:: Provided text ::
In his later career as geologist, Darwin would describe rocks based on their visible properties. For example, he used terms like "porphyry" for rocks with large, well visible, crystals, or he used names like “greystone” or “greenstone” to describe greenish-dark magmatic rocks, today classified as a dolerite-basalt (and to confuse modern geologists, greenstone is nowadays the name used for a metamorphic rock). He also used many terms introduced by German geologists, like "amygdaloid," which describes cavities filled with crystals found in basaltic lava flows.

Darwin's interest in nature led him to neglect his medical education at the University of Edinburgh. His disappointed father, a physician himself, sent him to Christ's College, Cambridge, to study for a Bachelor of Arts degree as the first step towards becoming an Anglican country parson. At Cambridge, Darwin met William Whewell, an amateur mineralogist himself, and befriended one of the top geologists of the day, Adam Sedgwick, president of the newly formed Geological Society of London. He visited the private lectures on geology and botany by Sedgwick and John Stevens Henslow botanist and geologist. Sedgwick took the young Darwin on a geological field trip to Wales in summer of 1831.

Darwin was interested in acquiring the basics of geological fieldwork, structural geology and rock classification. Twenty pages of notes made by Darwin during this tour are still preserved today. In his autobiography, he would later remember, "This tour was of decided use in teaching me a little how to make out the geology of a country."

When Darwin returned back home, a letter from Captain Robert FitzRoy was waiting for him. It offered him a position as gentlemen companion on board of the H.M.S. Beagle, ready to set sail from Plymouth at the end of the year. FitzRoy was himself an amateur geologist and delighted to get a "young man of promising ability, extremely fond of geology” as companion during the long voyage of the Beagle around the world. Darwin used the remaining time to exercise mineral identification and proudly remarks "hornblende determined by myself."

:: Tasks ::
A. Transcribe the text of the Darwin passage between "Darwin's interest in" and "summer of 1831.", inclusive.
B. In the Darwin passage, where did Sedgwick take the young Darwin on a geological field trip in the summer of 1831?

:: Extracted entries ::

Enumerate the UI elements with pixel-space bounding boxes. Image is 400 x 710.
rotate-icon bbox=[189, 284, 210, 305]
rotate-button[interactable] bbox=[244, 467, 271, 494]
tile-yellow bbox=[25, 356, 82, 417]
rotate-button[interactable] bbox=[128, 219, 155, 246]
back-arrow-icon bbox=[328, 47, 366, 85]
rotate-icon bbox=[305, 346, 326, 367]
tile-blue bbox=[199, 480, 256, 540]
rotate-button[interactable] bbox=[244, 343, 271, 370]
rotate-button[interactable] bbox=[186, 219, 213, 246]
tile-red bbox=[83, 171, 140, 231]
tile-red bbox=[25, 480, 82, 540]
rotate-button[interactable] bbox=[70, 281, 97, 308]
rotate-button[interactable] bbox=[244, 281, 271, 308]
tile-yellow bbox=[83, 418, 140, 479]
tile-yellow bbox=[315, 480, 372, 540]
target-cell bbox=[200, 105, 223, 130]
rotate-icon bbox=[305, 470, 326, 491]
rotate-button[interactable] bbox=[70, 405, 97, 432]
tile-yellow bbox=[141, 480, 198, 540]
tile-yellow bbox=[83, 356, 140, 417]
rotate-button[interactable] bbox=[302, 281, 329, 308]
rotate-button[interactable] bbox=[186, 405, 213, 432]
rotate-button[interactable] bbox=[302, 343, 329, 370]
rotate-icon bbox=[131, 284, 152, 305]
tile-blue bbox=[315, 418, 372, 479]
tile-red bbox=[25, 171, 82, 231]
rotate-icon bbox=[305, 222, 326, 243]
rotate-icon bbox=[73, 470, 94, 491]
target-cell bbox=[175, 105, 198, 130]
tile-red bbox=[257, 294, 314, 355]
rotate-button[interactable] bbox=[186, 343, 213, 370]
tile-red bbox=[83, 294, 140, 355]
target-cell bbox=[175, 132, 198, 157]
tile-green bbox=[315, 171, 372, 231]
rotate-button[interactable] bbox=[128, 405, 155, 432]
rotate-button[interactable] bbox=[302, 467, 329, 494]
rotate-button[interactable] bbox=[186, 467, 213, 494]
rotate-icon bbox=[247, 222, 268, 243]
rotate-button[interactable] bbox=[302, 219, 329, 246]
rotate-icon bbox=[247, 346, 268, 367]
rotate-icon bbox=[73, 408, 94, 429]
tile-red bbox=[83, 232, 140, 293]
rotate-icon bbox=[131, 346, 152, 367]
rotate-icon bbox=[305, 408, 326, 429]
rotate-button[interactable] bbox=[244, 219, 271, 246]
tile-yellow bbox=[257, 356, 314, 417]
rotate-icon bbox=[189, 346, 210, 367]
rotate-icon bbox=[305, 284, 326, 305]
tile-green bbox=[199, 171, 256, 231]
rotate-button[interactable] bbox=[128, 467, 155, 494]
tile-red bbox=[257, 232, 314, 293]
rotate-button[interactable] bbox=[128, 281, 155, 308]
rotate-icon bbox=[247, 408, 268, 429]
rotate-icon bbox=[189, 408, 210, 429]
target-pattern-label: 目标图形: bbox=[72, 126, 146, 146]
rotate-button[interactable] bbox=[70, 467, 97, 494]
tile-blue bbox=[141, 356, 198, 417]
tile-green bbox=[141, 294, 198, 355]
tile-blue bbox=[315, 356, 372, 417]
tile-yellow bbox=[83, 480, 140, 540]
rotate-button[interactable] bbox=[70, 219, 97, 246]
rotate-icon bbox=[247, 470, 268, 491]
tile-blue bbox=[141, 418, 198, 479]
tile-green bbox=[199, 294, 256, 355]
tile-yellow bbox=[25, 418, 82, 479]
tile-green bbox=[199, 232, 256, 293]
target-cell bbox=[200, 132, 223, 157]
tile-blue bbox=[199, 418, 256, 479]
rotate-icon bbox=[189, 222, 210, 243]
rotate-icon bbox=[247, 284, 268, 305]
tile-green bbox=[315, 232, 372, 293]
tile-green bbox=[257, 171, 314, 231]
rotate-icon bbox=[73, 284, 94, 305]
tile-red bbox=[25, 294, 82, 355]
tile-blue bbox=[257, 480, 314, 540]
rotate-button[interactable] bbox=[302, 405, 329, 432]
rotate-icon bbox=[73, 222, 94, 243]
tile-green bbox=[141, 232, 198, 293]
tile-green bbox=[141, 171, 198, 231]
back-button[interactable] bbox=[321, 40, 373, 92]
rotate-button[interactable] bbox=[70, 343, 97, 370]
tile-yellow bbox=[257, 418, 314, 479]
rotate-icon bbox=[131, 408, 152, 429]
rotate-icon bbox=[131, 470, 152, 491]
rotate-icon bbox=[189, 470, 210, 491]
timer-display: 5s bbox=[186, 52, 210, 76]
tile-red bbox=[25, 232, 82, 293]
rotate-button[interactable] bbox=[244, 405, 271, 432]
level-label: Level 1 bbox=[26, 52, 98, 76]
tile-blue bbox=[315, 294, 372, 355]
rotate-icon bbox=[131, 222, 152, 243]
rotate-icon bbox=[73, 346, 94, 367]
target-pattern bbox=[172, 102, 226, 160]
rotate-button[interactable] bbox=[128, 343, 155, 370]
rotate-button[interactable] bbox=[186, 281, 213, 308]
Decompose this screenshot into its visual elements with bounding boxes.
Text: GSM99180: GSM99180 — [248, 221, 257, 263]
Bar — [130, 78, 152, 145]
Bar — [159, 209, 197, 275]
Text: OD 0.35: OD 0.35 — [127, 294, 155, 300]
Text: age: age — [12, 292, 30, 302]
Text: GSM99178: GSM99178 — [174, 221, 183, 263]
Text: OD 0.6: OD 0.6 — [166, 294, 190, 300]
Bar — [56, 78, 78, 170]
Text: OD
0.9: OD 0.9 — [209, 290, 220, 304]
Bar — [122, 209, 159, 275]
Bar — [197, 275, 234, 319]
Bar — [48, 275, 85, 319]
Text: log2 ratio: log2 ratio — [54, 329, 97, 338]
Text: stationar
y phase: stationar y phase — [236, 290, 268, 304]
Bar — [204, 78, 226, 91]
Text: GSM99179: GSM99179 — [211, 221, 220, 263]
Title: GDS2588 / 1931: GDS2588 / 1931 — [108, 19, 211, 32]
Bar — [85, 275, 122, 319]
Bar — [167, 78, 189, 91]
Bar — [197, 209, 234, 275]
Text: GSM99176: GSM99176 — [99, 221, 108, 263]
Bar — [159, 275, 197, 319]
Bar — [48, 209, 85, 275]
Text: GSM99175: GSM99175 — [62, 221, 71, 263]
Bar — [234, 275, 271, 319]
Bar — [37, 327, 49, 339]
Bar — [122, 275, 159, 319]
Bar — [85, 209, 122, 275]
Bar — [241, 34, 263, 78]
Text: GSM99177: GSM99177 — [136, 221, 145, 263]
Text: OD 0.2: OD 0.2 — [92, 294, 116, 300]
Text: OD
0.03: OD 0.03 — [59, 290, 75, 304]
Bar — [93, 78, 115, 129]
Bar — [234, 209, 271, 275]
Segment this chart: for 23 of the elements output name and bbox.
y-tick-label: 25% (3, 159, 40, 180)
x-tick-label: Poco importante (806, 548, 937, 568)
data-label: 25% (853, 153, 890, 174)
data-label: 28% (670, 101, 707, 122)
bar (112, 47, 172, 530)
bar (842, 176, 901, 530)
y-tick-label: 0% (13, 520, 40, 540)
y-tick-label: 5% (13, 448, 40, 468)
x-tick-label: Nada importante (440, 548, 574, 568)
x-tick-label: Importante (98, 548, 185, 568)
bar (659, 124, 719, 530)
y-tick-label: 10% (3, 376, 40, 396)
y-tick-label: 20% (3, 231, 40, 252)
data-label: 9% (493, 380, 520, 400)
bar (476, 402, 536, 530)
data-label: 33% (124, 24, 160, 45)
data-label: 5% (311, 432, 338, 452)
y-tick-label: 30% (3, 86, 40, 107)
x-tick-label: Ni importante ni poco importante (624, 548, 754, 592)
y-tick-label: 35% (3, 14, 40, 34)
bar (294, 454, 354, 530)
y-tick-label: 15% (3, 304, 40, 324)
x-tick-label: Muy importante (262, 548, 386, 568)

:: Responses for each task ::
A.
Darwin's interest in nature led him to neglect his medical education at the University of Edinburgh. His disappointed father, a physician himself, sent him to Christ's College, Cambridge, to study for a Bachelor of Arts degree as the first step towards becoming an Anglican country parson. At Cambridge, Darwin met William Whewell, an amateur mineralogist himself, and befriended one of the top geologists of the day, Adam Sedgwick, president of the newly formed Geological Society of London. He visited the private lectures on geology and botany by Sedgwick and John Stevens Henslow botanist and geologist. Sedgwick took the young Darwin on a geological field trip to Wales in summer of 1831.

B. To Wales.